§ **Page text**:

--- BEGIN ---

Why did you choose a bow that was so heavy for you? I don't think they did anything wrong.


----------



## killzthemost (Sep 3, 2013)

What is NO QUESTIONS ASKED REALLY MEAN THEN ? NO QUESTIONS ASKED. I called bow lee and talked to JJ about the stock bow they had in stock and it was 55# and said if you dont like it call me and I did . And if you look up at the 1st post is there side of the story. What do you not get 100% no questions asked within 14 days ? And not trying to talk you out of it . Im just stating the facts.


----------



## killzthemost (Sep 3, 2013)

Make sure you read this part "I sincerely apologize for encouraging you to keep shooting the bow."


----------



## Stephen Morley (Aug 11, 2016)

killzthemost said:


> What is NO QUESTIONS ASKED REALLY MEAN THEN ? NO QUESTIONS ASKED. I called bow lee and talked to JJ about the stock bow they had in stock and it was 55# and said if you dont like it call me and I did . And if you look up at the 1st post is there side of the story. What do you not get 100% no questions asked within 14 days ? And not trying to talk you out of it . Im just stating the facts.


I misunderstood thinking it was a custom order, if it's a stock bow and in the same condition as you got it and he said send it back if it doesn't suit then your grievance is quite valid. apologies.


----------



## fallhunt (Aug 2, 2013)

On the one hand, when a company makes the satisfaction guarantee that within 14 days the purchase can be returned without any questions asked, they should stand by their guarantee or not make it in the first place. There are many ways to phrase the guarantee to qualify or limit the basis for return just as they limited the time for return. They should instead issue a guarantee they can honor.

On the other hand, I personally would not consider the wrong draw weight (i.e., if I ordered it) to be a defect, problem, or legitimate complaint worthy of expecting a return or an exchange. If you would be completely happy with the exact same bow only with a lower draw weight, then the bow is absolutely fine.

--- END ---

§ **Short problem 1**:
Decide whether each statement agrees with the bow return thread, answering yes or no and quoting the words of the thread that settle it.
(a) The bow killzthemost asked about was a stock bow with a 55# draw weight.
(b) Stephen Morley calls killzthemost's grievance invalid.
(c) fallhunt would treat the wrong draw weight as a defect worth a return.
§ **Short problem 2**:
Using the bow return thread, answer these questions:
(a) Who did killzthemost talk to after calling bow lee?
(b) Within how many days could a purchase be returned with no questions asked?
(c) What had Stephen Morley mistakenly believed the bow to be?
§ **Short problem 3**:
Please carry the bow return thread forward from its last sentence.

[Box coordinate listings]
--- BEGIN ---

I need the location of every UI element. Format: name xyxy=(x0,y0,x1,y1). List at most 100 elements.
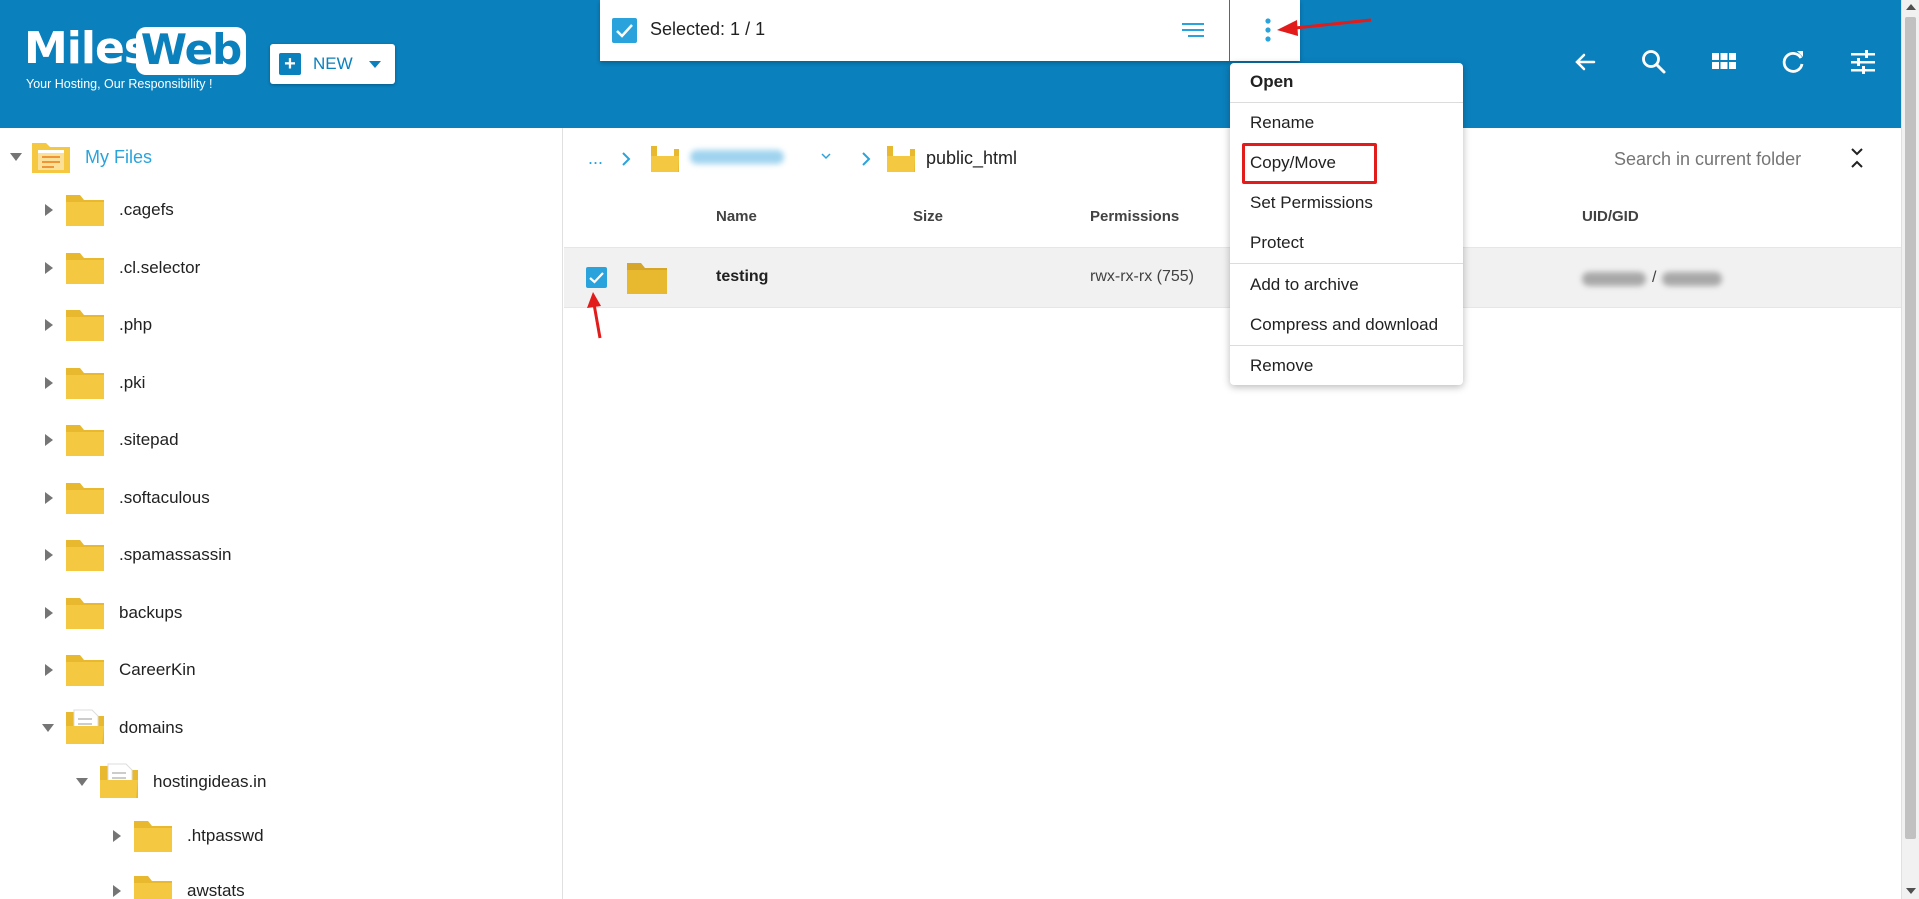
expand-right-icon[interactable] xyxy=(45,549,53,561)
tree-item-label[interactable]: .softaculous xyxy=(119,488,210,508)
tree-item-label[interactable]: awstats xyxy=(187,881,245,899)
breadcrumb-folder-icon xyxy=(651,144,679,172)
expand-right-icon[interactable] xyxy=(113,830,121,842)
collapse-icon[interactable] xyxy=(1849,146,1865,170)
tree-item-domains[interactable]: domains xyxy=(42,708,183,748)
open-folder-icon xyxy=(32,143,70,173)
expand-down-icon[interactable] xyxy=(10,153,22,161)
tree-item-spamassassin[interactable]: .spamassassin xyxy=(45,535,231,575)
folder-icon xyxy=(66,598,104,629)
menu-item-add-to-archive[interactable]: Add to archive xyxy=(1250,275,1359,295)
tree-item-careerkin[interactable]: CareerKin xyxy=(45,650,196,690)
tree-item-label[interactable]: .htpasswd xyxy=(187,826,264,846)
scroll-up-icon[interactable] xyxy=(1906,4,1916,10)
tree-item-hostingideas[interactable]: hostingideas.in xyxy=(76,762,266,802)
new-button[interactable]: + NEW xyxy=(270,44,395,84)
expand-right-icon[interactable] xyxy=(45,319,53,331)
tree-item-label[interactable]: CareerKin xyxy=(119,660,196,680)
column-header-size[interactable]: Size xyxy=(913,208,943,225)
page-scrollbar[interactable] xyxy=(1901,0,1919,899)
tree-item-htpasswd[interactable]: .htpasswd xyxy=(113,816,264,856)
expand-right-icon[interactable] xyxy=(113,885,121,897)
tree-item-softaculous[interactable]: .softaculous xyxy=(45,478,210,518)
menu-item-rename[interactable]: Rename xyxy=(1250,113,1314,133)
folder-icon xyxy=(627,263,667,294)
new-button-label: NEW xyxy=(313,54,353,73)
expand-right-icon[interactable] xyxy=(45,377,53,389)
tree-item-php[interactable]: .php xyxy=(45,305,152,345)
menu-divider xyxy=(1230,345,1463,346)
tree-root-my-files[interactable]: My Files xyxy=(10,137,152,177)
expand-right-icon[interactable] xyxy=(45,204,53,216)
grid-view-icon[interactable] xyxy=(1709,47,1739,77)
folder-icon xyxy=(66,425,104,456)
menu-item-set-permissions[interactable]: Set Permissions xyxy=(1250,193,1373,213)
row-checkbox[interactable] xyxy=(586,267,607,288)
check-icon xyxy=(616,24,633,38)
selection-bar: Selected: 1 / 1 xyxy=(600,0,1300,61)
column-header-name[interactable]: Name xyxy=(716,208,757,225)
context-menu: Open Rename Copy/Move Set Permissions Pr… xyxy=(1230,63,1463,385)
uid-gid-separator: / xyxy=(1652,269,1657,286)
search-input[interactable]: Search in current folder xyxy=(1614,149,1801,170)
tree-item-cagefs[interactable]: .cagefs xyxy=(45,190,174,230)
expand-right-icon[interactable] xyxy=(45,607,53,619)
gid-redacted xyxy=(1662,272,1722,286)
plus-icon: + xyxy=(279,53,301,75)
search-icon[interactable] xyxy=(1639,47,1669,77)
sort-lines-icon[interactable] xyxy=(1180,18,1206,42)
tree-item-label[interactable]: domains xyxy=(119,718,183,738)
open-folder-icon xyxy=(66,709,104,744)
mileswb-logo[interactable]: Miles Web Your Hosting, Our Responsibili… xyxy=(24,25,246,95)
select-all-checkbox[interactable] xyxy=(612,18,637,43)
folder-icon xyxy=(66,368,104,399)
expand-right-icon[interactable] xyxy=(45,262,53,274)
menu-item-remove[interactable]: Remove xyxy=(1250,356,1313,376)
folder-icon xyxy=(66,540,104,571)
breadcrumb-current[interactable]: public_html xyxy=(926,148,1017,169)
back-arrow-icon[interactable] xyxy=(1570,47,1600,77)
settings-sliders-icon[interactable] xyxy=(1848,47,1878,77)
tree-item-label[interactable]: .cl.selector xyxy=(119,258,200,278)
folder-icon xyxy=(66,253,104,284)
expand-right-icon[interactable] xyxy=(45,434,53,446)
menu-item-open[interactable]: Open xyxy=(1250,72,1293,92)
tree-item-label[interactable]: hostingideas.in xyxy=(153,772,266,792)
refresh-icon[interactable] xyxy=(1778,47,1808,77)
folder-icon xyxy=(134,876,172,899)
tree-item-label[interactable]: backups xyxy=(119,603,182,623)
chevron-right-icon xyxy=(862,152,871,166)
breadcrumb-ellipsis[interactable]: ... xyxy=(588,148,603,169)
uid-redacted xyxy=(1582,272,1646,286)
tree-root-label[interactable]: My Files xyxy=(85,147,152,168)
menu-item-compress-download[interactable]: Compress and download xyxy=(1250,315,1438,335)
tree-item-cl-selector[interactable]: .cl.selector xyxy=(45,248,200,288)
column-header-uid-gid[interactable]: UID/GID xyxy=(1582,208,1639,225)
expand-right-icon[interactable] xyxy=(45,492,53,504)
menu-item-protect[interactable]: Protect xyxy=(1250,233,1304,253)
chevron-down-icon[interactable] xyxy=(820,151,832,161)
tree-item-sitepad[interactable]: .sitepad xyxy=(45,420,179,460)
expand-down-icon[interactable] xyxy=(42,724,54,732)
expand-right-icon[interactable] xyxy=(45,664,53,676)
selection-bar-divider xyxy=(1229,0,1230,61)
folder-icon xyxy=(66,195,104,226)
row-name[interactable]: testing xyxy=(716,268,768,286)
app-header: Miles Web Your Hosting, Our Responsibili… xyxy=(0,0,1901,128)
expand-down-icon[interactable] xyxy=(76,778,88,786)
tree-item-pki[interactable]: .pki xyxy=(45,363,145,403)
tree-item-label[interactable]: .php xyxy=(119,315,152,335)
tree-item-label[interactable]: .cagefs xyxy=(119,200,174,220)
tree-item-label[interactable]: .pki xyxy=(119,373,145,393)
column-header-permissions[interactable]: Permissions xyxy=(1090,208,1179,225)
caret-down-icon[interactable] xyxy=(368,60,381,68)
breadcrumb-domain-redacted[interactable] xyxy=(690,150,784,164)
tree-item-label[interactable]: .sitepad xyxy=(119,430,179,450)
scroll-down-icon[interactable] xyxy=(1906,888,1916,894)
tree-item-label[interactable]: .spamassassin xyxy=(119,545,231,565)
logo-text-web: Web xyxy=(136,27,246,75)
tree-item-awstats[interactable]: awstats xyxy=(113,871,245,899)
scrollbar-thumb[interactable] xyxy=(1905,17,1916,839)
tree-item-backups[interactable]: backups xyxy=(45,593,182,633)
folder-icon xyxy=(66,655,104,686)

--- END ---

§ **Written reply 1**:
(a) Yes: "the stock bow they had in stock and it was 55#"
(b) No: "then your grievance is quite valid."
(c) No: "I personally would not consider the wrong draw weight (i.e., if I ordered it) to be a defect, problem, or legitimate complaint worthy of expecting a return or an exchange."

§ **Written reply 2**:
(a) JJ
(b) 14 days
(c) A custom order

§ **Written reply 3**:
If things are exactly as you have written, then I would have to support your position based on the vague limitless guarantee. If you simply did not like the cosmic vibe or spiritual emanations from the wood, then you could return the bow within 14 days. They should stand by their claim.


----------



## fallhunt (Aug 2, 2013)

killzthemost said:


> ........ I called bow lee and talked to JJ about the stock bow they had in stock and it was 55# and said if you dont like it call me and I did ................


I support you more strongly now!


----------



## killzthemost (Sep 3, 2013)

fallhunt said:


> I support you more strongly now!


Thank you for understanding me , I didn't want any money back just to trade out bows . Theres not a scratch on this bow .


----------



## Easykeeper (Jan 2, 2003)

If I were Jonathan at Bob Lee Bows and the scenario is as you described I would have swapped bows or at least limbs with you. I don't know if Bob Lee recurve limbs are interchangeable or not but if they are my guess is you would have been happy with lighter limbs and your riser.

The two week return policy is right in the Frequently Asked Question section of the website.
_
"We are so confident that each customer will be thrilled with their new Bob Lee that we offer a 14-day Risk-Free Guarantee which allows you to return the bow -- in the same condition as received -- within 2 weeks if you are unsatisfied. We’ve never had a bow returned."_

He basically stalled you past the two week return period. This seems like a real no-brainer to me when it comes to customer service. In my opinion Jonathan made the wrong call.


----------



## JParanee (Oct 13, 2009)

Honestly 

Send back the bow and ask for a set of lighter limbs 

Write a nice letter and pack them up carefully 

Write your experience and that you were told to shoot the bow and you are an unhappy customer 

Address it to the owner 

You will get your new limbs 

I'm not going to turn this into a different company would act differently post but like I mentioned if I ordered a custom bow let alone an in stock bow and for any reason was not happy from the bow companies I deal with there would be new limbs and or a refund issued 

Like I said don't even call again just pack up and type a nice very polite letter stating that you can not shoot the bow as is and you round like some customer service 

I find this hard to believe I've slways heard good things about bob Lee bows 

I'm not saying I don't believe you.... I just find it odd


----------



## Keeshond (Sep 13, 2016)

I had a bad experience with a very large traditional archery house when I wanted to return a recurve of theirs two days after I received it. Paid over a grand for it. They have a stated 30-day no questions asked policy and fought me to the point I had to threaten legal action and did. I did get my money back but what a pain the butt.

Not all businesses are looking out for customers.

BTW, it was not Lancaster Archery. I have nothing but good things to say about them. All mail order companies should be so good.

Sorry about the Bob Lee bow and your experience. I know what it's like to get poor service.


----------



## killzthemost (Sep 3, 2013)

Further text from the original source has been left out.